Task prompt. Repeat the listing that follows, character for character, minus the pictures.

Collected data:

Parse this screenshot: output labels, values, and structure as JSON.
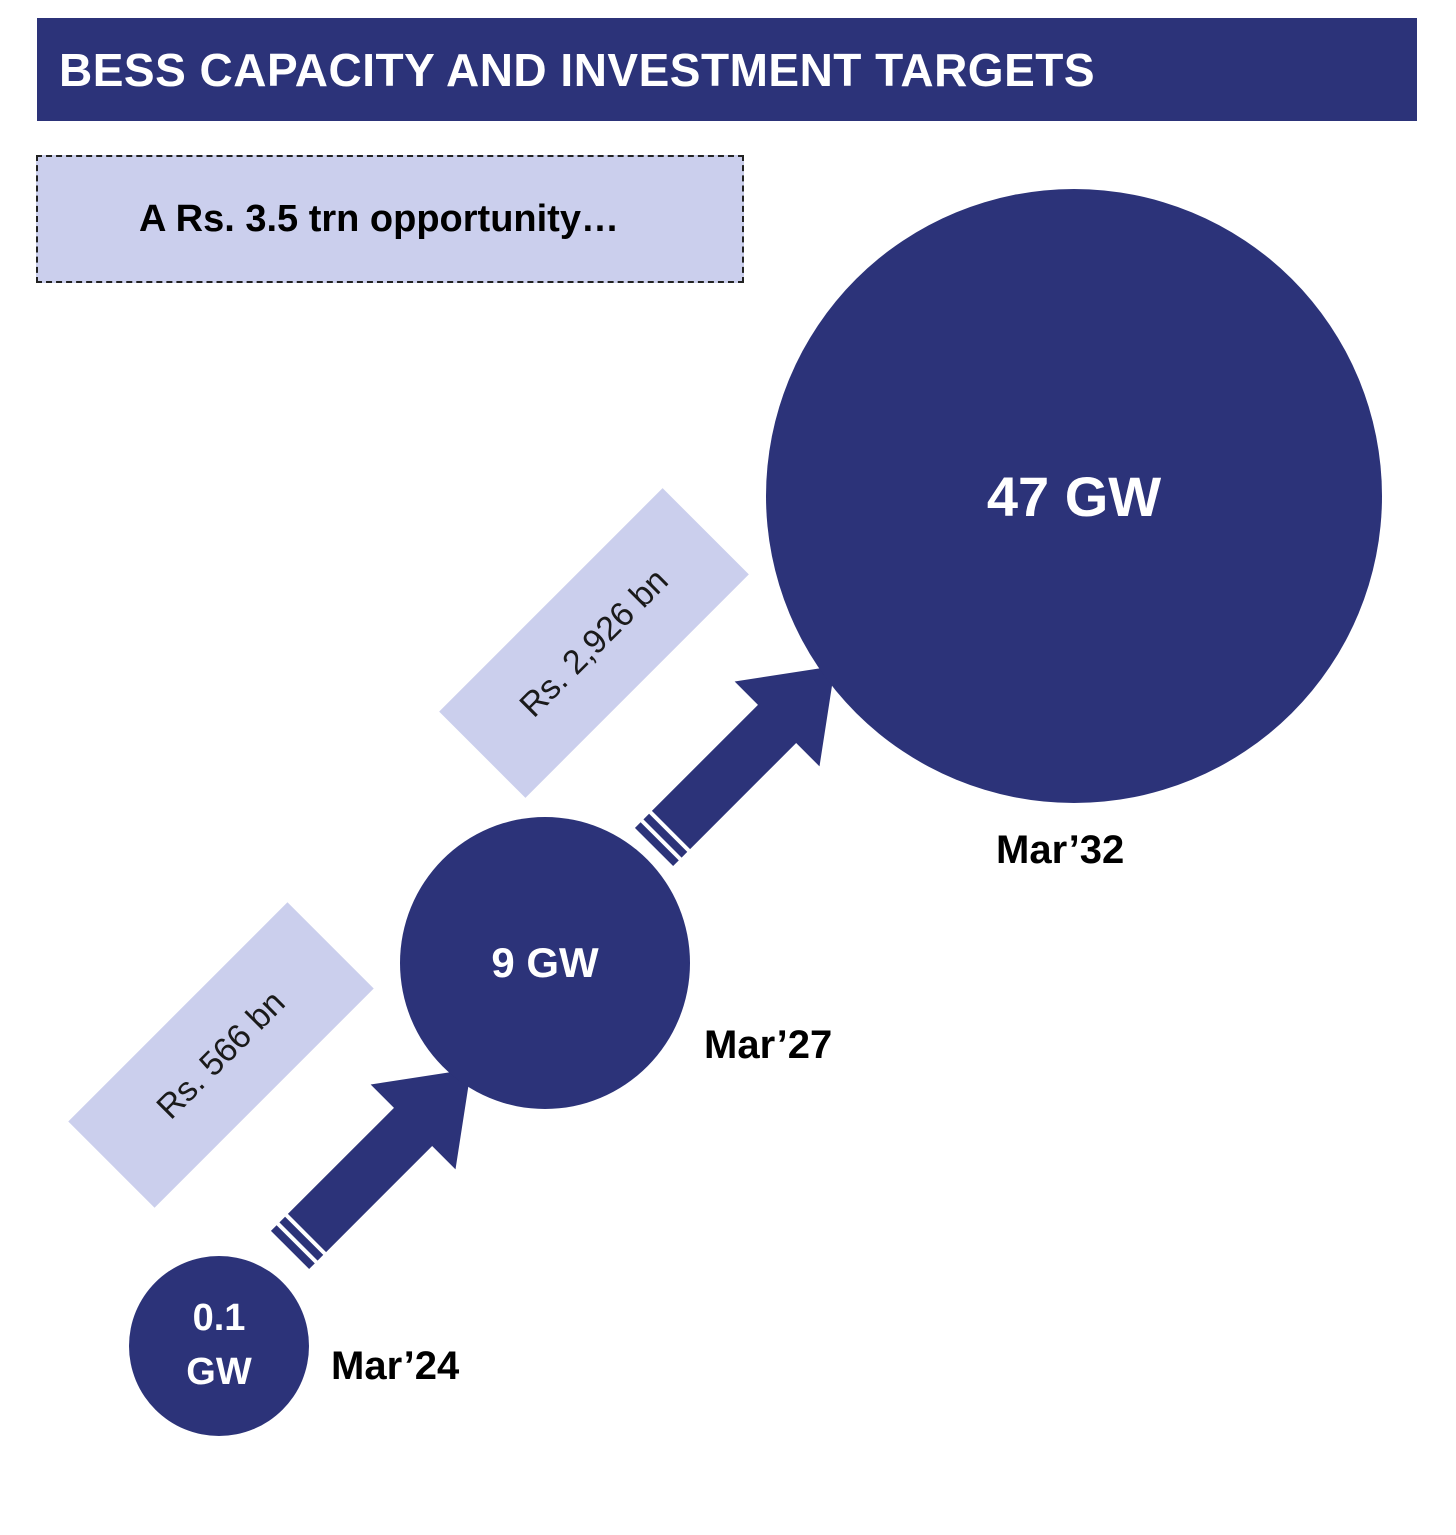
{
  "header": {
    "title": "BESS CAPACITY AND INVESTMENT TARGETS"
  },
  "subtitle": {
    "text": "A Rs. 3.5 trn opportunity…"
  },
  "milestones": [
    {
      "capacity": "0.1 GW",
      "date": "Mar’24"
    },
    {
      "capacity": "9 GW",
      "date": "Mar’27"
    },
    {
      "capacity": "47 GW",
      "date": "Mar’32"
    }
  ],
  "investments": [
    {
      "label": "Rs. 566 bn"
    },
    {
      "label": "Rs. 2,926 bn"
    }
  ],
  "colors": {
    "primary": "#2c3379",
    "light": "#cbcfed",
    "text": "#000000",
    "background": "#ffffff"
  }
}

Answer to this task.
Parse this screenshot: output labels, values, and structure as JSON.
{
  "header": {
    "title": "BESS CAPACITY AND INVESTMENT TARGETS"
  },
  "subtitle": {
    "text": "A Rs. 3.5 trn opportunity…"
  },
  "milestones": [
    {
      "capacity": "0.1 GW",
      "date": "Mar’24"
    },
    {
      "capacity": "9 GW",
      "date": "Mar’27"
    },
    {
      "capacity": "47 GW",
      "date": "Mar’32"
    }
  ],
  "investments": [
    {
      "label": "Rs. 566 bn"
    },
    {
      "label": "Rs. 2,926 bn"
    }
  ],
  "colors": {
    "primary": "#2c3379",
    "light": "#cbcfed",
    "text": "#000000",
    "background": "#ffffff"
  }
}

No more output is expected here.